▽

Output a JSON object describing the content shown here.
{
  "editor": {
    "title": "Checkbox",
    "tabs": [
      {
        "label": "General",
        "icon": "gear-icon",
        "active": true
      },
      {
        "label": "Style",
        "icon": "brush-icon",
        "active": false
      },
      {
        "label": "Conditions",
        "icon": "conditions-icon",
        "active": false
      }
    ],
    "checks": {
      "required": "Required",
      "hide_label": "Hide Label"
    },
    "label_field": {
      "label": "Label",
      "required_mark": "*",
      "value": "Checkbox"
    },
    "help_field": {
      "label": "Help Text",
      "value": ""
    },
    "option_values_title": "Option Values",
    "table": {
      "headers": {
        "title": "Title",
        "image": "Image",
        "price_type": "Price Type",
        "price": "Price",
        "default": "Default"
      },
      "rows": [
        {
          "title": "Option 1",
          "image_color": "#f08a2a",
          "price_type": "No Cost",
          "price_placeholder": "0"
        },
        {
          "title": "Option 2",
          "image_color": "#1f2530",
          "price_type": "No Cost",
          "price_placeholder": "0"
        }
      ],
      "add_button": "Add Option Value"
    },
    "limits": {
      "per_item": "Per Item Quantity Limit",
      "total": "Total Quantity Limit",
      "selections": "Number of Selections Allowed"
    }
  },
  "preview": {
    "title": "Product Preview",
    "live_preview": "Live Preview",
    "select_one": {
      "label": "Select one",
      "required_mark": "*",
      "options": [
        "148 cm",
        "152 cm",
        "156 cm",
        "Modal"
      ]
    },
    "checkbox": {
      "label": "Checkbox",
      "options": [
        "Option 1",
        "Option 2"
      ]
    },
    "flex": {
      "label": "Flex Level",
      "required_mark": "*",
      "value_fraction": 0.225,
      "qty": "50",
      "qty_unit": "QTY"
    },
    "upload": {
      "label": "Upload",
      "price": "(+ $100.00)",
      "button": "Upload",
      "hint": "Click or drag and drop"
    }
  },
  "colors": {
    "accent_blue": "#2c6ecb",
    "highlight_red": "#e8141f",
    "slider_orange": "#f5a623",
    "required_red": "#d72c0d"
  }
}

△

SHORT TASK - The records above should all be quoted exactly, please.

EXERCISE RESPONSE -
Output a JSON object describing the content shown here.
{
  "editor": {
    "title": "Checkbox",
    "tabs": [
      {
        "label": "General",
        "icon": "gear-icon",
        "active": true
      },
      {
        "label": "Style",
        "icon": "brush-icon",
        "active": false
      },
      {
        "label": "Conditions",
        "icon": "conditions-icon",
        "active": false
      }
    ],
    "checks": {
      "required": "Required",
      "hide_label": "Hide Label"
    },
    "label_field": {
      "label": "Label",
      "required_mark": "*",
      "value": "Checkbox"
    },
    "help_field": {
      "label": "Help Text",
      "value": ""
    },
    "option_values_title": "Option Values",
    "table": {
      "headers": {
        "title": "Title",
        "image": "Image",
        "price_type": "Price Type",
        "price": "Price",
        "default": "Default"
      },
      "rows": [
        {
          "title": "Option 1",
          "image_color": "#f08a2a",
          "price_type": "No Cost",
          "price_placeholder": "0"
        },
        {
          "title": "Option 2",
          "image_color": "#1f2530",
          "price_type": "No Cost",
          "price_placeholder": "0"
        }
      ],
      "add_button": "Add Option Value"
    },
    "limits": {
      "per_item": "Per Item Quantity Limit",
      "total": "Total Quantity Limit",
      "selections": "Number of Selections Allowed"
    }
  },
  "preview": {
    "title": "Product Preview",
    "live_preview": "Live Preview",
    "select_one": {
      "label": "Select one",
      "required_mark": "*",
      "options": [
        "148 cm",
        "152 cm",
        "156 cm",
        "Modal"
      ]
    },
    "checkbox": {
      "label": "Checkbox",
      "options": [
        "Option 1",
        "Option 2"
      ]
    },
    "flex": {
      "label": "Flex Level",
      "required_mark": "*",
      "value_fraction": 0.225,
      "qty": "50",
      "qty_unit": "QTY"
    },
    "upload": {
      "label": "Upload",
      "price": "(+ $100.00)",
      "button": "Upload",
      "hint": "Click or drag and drop"
    }
  },
  "colors": {
    "accent_blue": "#2c6ecb",
    "highlight_red": "#e8141f",
    "slider_orange": "#f5a623",
    "required_red": "#d72c0d"
  }
}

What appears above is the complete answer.